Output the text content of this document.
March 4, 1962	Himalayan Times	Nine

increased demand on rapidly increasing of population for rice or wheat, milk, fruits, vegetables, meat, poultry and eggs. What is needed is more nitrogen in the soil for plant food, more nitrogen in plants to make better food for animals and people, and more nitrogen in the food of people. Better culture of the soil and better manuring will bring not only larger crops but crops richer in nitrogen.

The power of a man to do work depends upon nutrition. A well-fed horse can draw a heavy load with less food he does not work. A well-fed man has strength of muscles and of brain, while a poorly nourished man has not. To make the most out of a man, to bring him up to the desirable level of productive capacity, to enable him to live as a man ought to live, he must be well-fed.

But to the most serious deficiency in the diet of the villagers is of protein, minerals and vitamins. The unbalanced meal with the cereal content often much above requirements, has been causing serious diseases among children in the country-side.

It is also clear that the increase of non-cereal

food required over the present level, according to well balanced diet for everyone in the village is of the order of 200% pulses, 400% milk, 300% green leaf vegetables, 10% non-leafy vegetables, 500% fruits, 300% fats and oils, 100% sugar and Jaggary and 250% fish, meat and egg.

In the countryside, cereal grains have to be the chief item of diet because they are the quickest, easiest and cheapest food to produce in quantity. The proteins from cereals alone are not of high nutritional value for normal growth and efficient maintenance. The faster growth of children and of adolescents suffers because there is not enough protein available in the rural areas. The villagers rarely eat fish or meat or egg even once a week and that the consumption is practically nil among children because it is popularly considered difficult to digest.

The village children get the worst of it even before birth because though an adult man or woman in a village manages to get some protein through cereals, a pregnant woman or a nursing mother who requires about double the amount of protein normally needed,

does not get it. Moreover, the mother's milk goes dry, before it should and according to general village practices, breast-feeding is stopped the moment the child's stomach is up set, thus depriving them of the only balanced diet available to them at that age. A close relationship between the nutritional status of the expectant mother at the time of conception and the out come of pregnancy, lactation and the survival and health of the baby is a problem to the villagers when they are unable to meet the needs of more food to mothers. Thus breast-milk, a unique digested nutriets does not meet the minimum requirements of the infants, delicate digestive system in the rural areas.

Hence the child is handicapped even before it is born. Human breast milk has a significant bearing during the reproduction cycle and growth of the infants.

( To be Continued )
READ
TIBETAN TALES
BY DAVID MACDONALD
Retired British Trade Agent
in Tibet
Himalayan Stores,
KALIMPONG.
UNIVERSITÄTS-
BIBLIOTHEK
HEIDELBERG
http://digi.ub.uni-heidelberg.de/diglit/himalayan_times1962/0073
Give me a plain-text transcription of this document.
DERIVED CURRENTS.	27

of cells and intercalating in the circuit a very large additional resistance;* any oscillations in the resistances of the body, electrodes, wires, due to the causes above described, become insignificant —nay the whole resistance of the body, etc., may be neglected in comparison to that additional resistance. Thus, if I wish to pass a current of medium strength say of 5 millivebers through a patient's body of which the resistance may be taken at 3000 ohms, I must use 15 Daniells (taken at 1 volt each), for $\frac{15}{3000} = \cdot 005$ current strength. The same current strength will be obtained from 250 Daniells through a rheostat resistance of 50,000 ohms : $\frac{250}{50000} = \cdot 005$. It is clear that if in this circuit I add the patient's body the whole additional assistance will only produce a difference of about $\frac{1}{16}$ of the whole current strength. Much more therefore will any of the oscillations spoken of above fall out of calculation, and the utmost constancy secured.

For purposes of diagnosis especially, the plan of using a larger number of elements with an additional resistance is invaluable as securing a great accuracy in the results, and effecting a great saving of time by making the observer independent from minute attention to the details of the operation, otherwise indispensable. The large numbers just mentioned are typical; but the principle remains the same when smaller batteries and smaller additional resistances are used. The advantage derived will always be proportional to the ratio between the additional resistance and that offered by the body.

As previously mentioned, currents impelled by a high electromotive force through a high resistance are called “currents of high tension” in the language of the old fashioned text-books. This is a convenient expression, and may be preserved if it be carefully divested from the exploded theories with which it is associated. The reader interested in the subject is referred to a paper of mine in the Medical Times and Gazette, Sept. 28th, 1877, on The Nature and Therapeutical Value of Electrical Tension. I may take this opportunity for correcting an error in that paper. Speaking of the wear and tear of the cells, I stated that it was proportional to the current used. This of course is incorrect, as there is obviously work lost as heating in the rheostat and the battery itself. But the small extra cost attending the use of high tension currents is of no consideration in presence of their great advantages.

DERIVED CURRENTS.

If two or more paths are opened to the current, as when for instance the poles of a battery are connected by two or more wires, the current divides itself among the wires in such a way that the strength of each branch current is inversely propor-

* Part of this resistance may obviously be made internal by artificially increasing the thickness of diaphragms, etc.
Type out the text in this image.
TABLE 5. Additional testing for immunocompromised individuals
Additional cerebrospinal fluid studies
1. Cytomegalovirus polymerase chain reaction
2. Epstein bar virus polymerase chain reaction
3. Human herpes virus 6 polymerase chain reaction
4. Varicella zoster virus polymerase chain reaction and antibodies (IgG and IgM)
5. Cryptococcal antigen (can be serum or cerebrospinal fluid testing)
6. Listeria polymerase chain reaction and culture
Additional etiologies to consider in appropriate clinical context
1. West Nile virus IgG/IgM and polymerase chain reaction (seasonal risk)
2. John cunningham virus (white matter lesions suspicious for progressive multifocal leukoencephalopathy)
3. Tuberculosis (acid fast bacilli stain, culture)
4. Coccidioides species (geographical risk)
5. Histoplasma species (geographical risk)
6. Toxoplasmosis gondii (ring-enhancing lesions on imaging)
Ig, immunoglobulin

★ ★ ★ ★ ★ ★ ★

What is required: Pick out the lines above containing the word "geographical", then copy them.

Solution to this problem:
4. Coccidioides species (geographical risk)
5. Histoplasma species (geographical risk)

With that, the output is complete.